● Given entries
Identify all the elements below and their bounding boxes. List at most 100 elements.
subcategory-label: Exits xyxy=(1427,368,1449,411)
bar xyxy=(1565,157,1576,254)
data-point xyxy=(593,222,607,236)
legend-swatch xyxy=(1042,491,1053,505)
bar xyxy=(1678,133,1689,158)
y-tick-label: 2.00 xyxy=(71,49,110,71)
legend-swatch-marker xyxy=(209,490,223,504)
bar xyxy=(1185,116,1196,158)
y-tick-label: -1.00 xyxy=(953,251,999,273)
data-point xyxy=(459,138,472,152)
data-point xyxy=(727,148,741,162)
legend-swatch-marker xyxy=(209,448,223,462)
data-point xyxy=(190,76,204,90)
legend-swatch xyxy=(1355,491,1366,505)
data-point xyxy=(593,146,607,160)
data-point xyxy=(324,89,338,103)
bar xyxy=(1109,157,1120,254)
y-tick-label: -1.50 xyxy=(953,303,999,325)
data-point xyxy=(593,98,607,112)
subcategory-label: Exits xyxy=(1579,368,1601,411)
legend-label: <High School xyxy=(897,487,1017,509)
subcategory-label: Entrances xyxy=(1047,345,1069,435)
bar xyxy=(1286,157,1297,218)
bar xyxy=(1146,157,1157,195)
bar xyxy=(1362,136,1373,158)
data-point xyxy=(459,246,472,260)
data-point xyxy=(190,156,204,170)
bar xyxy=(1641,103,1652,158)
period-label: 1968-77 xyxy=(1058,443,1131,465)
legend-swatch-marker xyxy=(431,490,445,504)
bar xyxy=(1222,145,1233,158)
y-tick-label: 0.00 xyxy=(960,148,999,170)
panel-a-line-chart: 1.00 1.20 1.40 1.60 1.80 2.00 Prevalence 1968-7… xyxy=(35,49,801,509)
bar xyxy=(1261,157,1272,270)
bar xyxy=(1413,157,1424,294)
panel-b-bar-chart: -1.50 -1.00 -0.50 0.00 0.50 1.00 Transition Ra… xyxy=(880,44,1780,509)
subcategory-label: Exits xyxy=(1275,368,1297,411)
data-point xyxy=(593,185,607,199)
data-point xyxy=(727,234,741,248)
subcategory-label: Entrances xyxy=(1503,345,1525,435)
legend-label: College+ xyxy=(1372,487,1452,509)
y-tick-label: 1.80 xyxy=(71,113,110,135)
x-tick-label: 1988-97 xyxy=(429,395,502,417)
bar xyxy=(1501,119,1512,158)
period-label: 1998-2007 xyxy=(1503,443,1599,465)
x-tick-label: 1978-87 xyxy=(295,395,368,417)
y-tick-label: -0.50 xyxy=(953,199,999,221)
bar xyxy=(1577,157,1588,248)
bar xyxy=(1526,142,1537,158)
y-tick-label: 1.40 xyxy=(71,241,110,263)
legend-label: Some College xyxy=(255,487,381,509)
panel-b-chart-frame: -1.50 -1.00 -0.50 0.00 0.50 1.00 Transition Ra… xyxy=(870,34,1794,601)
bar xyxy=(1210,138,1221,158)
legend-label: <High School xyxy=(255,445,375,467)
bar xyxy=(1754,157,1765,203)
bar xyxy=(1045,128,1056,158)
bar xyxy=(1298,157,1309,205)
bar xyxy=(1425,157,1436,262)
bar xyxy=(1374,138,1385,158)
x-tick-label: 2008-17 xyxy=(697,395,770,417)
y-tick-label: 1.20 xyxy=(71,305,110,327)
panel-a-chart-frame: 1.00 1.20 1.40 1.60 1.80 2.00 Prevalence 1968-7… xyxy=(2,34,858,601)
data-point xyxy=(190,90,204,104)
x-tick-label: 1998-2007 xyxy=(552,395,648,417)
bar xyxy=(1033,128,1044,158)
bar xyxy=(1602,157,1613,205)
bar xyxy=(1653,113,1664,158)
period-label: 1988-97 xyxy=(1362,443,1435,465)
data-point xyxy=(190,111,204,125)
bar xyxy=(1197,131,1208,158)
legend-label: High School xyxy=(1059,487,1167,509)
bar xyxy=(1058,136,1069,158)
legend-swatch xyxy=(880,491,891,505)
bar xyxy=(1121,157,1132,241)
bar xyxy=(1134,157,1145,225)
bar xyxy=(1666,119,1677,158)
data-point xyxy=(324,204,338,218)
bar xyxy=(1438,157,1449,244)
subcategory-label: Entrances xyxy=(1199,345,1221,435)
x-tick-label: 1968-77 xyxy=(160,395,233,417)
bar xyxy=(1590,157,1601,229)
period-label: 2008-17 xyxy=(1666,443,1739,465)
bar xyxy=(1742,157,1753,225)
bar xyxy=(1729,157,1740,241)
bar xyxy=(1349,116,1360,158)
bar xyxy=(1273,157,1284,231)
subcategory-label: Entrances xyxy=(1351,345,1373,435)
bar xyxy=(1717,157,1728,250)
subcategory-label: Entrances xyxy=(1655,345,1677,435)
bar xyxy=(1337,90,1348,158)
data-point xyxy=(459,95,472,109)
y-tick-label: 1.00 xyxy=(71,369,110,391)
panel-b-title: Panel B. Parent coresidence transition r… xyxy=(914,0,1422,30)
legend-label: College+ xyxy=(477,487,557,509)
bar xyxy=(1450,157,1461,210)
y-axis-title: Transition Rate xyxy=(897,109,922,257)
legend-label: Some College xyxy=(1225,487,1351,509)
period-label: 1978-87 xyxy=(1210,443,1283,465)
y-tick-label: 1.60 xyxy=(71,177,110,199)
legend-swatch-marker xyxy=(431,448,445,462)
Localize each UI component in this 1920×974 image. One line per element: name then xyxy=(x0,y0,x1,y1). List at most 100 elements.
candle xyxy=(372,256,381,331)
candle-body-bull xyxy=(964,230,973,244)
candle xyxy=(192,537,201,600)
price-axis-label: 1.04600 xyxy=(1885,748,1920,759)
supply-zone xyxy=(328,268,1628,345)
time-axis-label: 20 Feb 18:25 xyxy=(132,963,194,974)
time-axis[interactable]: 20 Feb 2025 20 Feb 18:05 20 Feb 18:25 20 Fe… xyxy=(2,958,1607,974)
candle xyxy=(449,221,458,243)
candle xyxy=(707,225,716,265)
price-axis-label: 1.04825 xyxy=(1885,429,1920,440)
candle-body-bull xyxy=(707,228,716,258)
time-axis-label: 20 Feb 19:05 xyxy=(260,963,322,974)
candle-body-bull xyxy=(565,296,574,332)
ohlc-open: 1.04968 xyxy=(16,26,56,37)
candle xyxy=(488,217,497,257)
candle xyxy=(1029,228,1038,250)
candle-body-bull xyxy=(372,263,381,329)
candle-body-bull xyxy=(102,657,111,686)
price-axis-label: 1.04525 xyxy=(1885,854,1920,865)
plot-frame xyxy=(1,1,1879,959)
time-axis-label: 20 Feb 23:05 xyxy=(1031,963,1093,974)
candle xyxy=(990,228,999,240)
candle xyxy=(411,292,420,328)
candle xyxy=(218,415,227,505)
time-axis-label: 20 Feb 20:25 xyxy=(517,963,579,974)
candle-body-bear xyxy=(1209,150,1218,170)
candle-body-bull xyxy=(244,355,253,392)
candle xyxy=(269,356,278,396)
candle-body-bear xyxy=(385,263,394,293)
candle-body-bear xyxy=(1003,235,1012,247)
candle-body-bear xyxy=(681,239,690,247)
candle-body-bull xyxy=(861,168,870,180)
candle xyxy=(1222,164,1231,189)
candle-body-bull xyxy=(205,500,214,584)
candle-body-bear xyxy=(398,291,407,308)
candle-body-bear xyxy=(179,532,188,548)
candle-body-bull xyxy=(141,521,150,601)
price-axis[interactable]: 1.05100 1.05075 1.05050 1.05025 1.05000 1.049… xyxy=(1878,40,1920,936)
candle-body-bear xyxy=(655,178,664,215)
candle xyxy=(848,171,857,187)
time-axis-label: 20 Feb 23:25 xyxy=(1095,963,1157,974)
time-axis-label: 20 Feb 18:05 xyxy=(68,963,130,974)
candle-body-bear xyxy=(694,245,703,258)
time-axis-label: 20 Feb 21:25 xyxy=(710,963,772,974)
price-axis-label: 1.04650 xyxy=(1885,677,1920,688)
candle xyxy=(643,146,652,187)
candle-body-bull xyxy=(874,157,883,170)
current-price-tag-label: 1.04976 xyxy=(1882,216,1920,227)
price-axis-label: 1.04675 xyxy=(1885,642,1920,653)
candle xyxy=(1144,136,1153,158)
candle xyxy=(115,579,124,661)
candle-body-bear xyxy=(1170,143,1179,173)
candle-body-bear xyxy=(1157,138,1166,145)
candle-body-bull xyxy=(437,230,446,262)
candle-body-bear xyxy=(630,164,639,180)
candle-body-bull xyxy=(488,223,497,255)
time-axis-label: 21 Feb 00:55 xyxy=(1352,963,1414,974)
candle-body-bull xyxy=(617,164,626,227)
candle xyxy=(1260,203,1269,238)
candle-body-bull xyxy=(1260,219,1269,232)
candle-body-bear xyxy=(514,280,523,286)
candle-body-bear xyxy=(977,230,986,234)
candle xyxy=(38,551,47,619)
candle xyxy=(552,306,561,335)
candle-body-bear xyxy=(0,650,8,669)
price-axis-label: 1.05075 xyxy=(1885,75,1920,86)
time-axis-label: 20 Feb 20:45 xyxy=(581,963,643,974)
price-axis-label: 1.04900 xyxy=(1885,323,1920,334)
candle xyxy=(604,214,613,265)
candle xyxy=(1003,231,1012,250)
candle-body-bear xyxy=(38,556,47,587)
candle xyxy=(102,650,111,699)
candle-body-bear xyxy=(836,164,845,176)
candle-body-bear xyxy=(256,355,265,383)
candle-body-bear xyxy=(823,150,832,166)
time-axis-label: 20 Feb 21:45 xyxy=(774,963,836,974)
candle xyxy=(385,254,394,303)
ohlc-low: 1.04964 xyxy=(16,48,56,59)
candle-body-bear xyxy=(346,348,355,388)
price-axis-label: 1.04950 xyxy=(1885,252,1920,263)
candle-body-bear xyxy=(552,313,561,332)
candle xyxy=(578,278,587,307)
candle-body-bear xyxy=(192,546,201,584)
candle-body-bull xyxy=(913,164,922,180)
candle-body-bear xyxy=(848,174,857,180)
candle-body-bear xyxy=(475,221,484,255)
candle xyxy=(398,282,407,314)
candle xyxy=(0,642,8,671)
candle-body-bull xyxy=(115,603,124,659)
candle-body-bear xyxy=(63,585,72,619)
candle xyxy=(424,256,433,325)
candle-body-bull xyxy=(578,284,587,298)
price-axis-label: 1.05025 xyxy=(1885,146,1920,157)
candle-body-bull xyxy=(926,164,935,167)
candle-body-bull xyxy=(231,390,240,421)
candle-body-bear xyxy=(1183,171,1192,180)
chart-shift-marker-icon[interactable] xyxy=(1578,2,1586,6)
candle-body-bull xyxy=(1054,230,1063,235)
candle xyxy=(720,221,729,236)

● Requirements
In everything from the start of the records down to the line containing "legend-label: <High School xyxy=(897,487,1017,509)", change "data-point" to "data-marker" and leave everything else as it is. Give back only those lines.

● Final result
Identify all the elements below and their bounding boxes. List at most 100 elements.
subcategory-label: Exits xyxy=(1427,368,1449,411)
bar xyxy=(1565,157,1576,254)
data-marker xyxy=(593,222,607,236)
legend-swatch xyxy=(1042,491,1053,505)
bar xyxy=(1678,133,1689,158)
y-tick-label: 2.00 xyxy=(71,49,110,71)
legend-swatch-marker xyxy=(209,490,223,504)
bar xyxy=(1185,116,1196,158)
y-tick-label: -1.00 xyxy=(953,251,999,273)
data-marker xyxy=(459,138,472,152)
data-marker xyxy=(727,148,741,162)
legend-swatch-marker xyxy=(209,448,223,462)
data-marker xyxy=(190,76,204,90)
legend-swatch xyxy=(1355,491,1366,505)
data-marker xyxy=(593,146,607,160)
data-marker xyxy=(324,89,338,103)
bar xyxy=(1109,157,1120,254)
y-tick-label: -1.50 xyxy=(953,303,999,325)
data-marker xyxy=(593,98,607,112)
subcategory-label: Exits xyxy=(1579,368,1601,411)
legend-label: <High School xyxy=(897,487,1017,509)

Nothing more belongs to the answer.